-- Exercise brief --
Show, in full, each line of the data that contains "nawy".

[Extracted records]
┄┄┄┄┄┄

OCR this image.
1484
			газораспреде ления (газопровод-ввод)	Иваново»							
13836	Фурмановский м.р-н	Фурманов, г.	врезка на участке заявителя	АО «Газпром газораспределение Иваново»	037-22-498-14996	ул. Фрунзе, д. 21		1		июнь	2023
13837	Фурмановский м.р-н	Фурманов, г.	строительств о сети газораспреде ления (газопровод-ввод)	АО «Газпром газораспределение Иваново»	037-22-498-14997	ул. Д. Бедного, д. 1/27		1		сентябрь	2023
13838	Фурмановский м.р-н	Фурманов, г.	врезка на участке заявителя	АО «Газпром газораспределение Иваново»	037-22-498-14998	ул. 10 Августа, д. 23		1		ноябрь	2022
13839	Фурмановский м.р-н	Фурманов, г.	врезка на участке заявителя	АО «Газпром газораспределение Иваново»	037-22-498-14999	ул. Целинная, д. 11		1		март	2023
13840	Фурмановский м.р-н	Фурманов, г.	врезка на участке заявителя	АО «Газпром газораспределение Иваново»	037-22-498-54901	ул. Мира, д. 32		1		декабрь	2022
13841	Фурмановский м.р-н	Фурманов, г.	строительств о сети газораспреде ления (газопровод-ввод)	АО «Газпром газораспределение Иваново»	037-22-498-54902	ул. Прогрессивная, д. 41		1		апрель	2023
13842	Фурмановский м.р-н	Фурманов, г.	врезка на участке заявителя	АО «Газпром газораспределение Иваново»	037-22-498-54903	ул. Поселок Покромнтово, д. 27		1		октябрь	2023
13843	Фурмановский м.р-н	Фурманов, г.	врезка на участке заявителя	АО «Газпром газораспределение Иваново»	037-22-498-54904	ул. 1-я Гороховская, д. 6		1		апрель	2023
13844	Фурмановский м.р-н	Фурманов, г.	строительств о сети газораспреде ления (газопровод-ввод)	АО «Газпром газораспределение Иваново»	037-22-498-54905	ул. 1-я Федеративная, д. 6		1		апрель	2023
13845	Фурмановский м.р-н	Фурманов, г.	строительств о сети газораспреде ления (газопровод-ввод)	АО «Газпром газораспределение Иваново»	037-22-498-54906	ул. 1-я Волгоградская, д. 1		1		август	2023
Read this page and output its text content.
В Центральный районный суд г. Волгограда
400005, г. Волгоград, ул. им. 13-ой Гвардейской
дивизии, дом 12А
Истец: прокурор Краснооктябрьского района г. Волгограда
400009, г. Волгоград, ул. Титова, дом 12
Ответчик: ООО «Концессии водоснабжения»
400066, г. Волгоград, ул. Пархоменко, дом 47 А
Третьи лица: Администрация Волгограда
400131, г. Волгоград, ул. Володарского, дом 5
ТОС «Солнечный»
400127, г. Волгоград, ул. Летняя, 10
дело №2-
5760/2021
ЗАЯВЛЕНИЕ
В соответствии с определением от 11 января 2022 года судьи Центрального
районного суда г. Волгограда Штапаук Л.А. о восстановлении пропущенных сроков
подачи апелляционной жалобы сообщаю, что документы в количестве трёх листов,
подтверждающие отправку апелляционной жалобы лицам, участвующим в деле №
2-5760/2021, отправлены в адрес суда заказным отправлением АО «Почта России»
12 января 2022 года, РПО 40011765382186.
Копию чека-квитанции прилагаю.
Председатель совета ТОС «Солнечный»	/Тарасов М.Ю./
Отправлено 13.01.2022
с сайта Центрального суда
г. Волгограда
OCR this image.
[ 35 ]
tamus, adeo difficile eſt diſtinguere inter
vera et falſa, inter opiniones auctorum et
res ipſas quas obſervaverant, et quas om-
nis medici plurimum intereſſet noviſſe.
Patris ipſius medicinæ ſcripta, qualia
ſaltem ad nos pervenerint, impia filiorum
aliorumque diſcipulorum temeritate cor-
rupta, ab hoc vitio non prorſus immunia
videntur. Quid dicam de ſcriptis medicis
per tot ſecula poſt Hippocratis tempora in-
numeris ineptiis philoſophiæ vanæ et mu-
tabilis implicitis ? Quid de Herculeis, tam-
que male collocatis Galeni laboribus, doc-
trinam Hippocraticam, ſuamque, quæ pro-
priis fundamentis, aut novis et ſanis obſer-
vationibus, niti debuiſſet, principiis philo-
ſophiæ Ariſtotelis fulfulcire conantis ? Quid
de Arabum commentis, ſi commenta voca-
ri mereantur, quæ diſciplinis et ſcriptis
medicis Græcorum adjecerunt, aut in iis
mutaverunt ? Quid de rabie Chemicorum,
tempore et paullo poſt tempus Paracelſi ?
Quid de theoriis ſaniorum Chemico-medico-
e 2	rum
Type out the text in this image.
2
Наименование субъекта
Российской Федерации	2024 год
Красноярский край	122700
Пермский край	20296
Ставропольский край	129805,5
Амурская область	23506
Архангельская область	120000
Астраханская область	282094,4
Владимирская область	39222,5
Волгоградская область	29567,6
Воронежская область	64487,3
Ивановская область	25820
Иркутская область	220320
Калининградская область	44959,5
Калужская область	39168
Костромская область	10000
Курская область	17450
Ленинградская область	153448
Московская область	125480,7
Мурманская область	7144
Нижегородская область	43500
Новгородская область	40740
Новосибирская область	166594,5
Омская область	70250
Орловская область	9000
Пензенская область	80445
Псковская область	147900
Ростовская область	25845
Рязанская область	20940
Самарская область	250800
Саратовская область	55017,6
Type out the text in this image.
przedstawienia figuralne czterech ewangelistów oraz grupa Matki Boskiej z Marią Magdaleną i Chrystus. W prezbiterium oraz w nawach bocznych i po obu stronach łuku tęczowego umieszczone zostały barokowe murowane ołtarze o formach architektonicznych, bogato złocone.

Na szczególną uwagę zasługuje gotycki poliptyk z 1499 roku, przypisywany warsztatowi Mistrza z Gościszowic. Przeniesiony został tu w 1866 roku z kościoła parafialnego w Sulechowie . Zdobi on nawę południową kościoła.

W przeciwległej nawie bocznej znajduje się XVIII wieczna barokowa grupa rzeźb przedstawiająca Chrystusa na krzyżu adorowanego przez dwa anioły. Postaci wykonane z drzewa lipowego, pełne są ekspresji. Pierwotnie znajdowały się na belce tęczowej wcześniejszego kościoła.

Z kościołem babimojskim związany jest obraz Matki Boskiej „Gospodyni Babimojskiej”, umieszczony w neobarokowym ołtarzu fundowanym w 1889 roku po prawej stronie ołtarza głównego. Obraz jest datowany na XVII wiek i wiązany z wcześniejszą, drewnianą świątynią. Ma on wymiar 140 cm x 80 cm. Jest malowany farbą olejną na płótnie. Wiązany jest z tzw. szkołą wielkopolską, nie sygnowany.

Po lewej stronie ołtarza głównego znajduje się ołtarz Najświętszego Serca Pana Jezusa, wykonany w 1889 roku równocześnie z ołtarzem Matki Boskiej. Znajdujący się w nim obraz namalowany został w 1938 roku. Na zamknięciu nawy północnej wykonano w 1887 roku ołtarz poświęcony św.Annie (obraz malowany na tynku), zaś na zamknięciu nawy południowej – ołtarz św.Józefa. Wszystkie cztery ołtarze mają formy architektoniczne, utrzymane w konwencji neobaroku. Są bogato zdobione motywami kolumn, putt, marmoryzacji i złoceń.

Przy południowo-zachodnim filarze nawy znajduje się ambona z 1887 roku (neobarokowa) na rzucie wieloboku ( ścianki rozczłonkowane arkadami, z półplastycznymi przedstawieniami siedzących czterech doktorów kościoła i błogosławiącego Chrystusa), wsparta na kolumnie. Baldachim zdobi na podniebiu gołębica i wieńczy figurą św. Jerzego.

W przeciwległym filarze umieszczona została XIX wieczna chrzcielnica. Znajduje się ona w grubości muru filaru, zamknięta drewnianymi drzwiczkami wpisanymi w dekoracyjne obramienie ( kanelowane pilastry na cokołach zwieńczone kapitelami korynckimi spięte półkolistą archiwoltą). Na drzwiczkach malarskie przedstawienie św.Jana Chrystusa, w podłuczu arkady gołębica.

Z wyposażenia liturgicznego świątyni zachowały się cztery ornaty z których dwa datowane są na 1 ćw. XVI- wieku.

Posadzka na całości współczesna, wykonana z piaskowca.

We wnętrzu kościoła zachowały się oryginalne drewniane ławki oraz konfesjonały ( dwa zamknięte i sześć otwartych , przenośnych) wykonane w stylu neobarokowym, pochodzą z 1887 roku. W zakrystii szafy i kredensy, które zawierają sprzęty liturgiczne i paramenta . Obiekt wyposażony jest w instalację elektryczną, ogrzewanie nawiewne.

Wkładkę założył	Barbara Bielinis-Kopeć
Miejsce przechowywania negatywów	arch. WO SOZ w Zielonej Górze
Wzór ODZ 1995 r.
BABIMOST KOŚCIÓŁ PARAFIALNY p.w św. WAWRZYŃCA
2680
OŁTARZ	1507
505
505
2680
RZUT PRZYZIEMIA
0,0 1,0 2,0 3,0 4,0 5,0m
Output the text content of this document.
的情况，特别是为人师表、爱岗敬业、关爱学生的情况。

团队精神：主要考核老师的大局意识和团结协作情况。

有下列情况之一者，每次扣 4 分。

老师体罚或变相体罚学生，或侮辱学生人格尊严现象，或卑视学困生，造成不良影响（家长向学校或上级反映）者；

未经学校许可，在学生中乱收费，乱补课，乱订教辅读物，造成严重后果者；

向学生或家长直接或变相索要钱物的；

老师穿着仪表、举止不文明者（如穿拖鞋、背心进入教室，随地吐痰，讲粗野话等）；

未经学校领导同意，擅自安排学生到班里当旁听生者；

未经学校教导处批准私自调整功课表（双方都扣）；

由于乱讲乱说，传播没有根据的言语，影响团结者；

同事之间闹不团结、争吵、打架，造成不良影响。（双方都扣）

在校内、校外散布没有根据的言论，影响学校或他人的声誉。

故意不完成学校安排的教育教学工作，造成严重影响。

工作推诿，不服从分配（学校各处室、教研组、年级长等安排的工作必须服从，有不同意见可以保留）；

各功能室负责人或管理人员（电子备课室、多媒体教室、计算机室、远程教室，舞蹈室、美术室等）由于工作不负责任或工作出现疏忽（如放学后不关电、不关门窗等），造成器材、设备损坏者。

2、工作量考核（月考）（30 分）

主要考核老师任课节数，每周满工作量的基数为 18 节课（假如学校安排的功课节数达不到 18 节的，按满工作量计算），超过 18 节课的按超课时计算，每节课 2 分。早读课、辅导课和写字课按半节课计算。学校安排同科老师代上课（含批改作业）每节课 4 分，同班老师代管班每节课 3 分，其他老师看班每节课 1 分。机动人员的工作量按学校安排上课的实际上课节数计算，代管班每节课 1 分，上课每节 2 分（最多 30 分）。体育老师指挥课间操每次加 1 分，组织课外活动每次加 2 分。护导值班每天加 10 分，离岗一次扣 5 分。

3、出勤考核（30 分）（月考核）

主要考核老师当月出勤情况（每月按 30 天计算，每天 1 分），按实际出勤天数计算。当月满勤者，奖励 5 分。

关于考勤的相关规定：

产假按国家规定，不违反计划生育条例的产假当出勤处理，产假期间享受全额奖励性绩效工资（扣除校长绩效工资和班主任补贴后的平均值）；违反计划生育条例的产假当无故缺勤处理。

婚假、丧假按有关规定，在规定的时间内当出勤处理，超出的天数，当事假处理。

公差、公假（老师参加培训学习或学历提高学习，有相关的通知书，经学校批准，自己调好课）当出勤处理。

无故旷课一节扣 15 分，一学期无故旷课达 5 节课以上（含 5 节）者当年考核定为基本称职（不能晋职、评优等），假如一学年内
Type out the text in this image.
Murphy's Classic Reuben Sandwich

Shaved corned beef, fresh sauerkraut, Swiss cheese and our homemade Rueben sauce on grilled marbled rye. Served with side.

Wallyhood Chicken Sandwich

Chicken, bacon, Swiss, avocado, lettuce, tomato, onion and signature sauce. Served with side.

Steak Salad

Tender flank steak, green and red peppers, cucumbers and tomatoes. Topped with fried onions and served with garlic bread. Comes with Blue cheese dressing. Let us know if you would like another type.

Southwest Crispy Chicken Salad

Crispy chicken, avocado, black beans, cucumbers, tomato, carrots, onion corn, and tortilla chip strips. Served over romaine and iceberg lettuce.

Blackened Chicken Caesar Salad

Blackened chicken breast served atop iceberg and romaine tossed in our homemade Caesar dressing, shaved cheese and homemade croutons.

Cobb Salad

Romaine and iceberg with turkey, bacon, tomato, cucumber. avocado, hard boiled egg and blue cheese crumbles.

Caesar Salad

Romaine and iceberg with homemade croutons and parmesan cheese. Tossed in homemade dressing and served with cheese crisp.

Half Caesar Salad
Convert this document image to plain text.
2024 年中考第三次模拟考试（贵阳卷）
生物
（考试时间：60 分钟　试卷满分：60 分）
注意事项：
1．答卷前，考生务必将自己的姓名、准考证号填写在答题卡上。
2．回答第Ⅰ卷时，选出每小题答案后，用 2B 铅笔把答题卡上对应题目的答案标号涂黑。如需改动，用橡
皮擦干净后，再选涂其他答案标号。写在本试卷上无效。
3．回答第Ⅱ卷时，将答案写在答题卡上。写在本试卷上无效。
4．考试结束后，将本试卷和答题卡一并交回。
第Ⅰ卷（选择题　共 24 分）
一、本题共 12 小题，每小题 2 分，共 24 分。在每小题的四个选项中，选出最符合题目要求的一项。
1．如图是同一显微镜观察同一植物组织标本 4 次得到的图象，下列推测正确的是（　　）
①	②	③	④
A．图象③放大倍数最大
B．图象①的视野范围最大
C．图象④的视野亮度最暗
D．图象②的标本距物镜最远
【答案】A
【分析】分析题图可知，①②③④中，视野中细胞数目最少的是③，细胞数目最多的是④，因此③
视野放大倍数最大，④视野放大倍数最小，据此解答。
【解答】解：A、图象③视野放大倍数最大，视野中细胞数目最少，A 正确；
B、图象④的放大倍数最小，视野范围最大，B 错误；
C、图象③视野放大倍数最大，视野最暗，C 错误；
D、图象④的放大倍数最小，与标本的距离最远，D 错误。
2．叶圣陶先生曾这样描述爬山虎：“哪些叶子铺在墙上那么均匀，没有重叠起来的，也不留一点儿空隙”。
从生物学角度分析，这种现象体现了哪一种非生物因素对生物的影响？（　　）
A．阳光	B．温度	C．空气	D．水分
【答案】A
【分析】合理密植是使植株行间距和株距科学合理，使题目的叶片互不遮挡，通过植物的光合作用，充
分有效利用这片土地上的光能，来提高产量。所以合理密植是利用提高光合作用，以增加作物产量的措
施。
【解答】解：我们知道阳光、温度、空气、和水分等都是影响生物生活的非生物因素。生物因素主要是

┄┄┄┄┄┄

-- Finished exercise --
Po lewej stronie ołtarza głównego znajduje się ołtarz Najświętszego Serca Pana Jezusa, wykonany w 1889 roku równocześnie z ołtarzem Matki Boskiej. Znajdujący się w nim obraz namalowany został w 1938 roku. Na zamknięciu nawy północnej wykonano w 1887 roku ołtarz poświęcony św.Annie (obraz malowany na tynku), zaś na zamknięciu nawy południowej – ołtarz św.Józefa. Wszystkie cztery ołtarze mają formy architektoniczne, utrzymane w konwencji neobaroku. Są bogato zdobione motywami kolumn, putt, marmoryzacji i złoceń.
Przy południowo-zachodnim filarze nawy znajduje się ambona z 1887 roku (neobarokowa) na rzucie wieloboku ( ścianki rozczłonkowane arkadami, z półplastycznymi przedstawieniami siedzących czterech doktorów kościoła i błogosławiącego Chrystusa), wsparta na kolumnie. Baldachim zdobi na podniebiu gołębica i wieńczy figurą św. Jerzego.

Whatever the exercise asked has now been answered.